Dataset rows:

☆ ☆ ☆ ☆ ☆ ☆ ☆

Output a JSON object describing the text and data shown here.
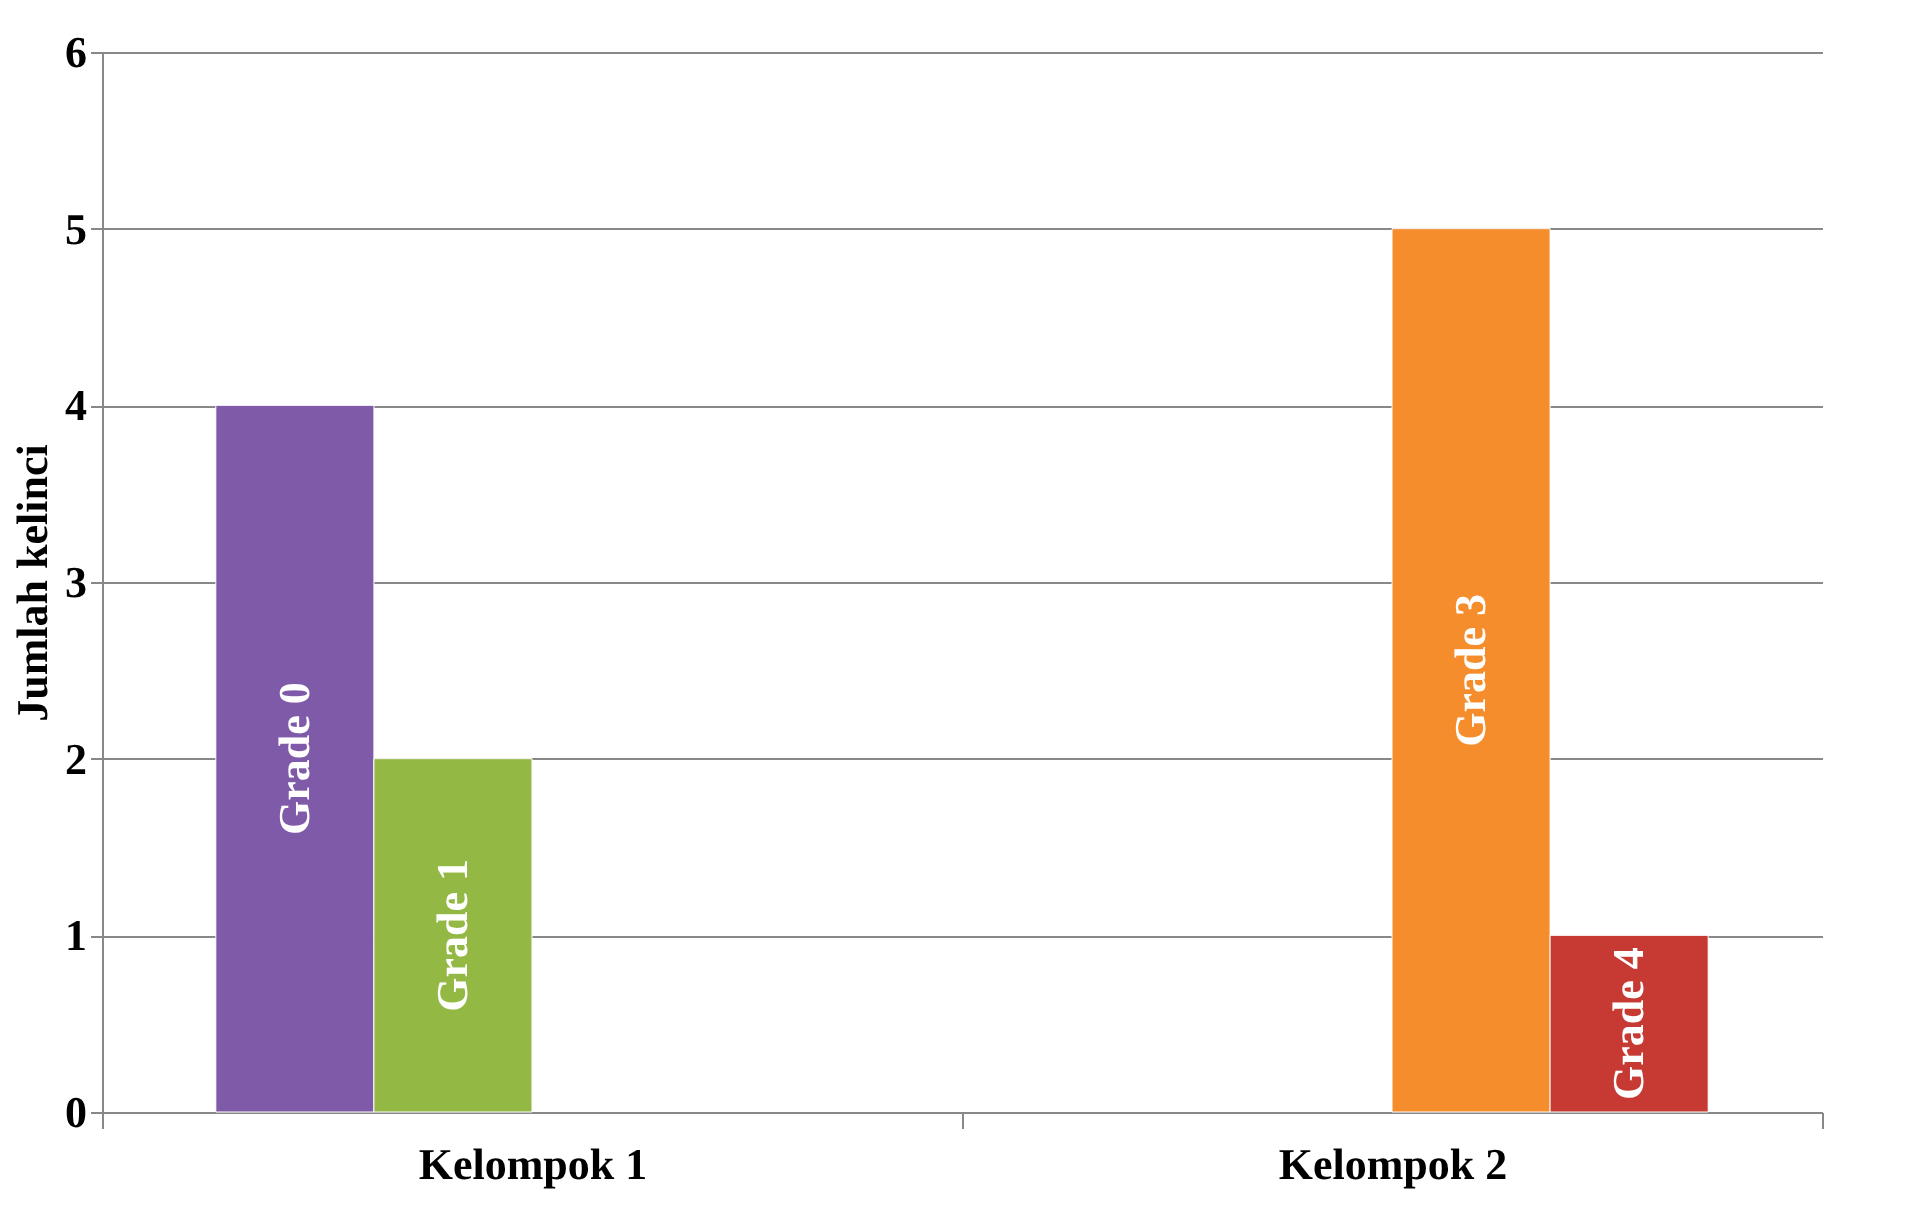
{
  "chart_data": {
    "type": "bar",
    "ylabel": "Jumlah kelinci",
    "categories": [
      "Kelompok 1",
      "Kelompok 2"
    ],
    "series": [
      {
        "name": "Grade 0",
        "color": "#7f5aa8",
        "values": [
          4,
          null
        ]
      },
      {
        "name": "Grade 1",
        "color": "#93b944",
        "values": [
          2,
          null
        ]
      },
      {
        "name": "Grade 3",
        "color": "#f58d2c",
        "values": [
          null,
          5
        ]
      },
      {
        "name": "Grade 4",
        "color": "#c63a33",
        "values": [
          null,
          1
        ]
      }
    ],
    "ylim": [
      0,
      6
    ],
    "yticks": [
      0,
      1,
      2,
      3,
      4,
      5,
      6
    ],
    "grid": "y",
    "legend": false
  }
}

☆ ☆ ☆ ☆ ☆ ☆ ☆

[TASK DETAILS]
Write out the entries above word for word. Do not include the pictures.

[CORRECT OUTPUT]
Output a JSON object describing the text and data shown here.
{
  "chart_data": {
    "type": "bar",
    "ylabel": "Jumlah kelinci",
    "categories": [
      "Kelompok 1",
      "Kelompok 2"
    ],
    "series": [
      {
        "name": "Grade 0",
        "color": "#7f5aa8",
        "values": [
          4,
          null
        ]
      },
      {
        "name": "Grade 1",
        "color": "#93b944",
        "values": [
          2,
          null
        ]
      },
      {
        "name": "Grade 3",
        "color": "#f58d2c",
        "values": [
          null,
          5
        ]
      },
      {
        "name": "Grade 4",
        "color": "#c63a33",
        "values": [
          null,
          1
        ]
      }
    ],
    "ylim": [
      0,
      6
    ],
    "yticks": [
      0,
      1,
      2,
      3,
      4,
      5,
      6
    ],
    "grid": "y",
    "legend": false
  }
}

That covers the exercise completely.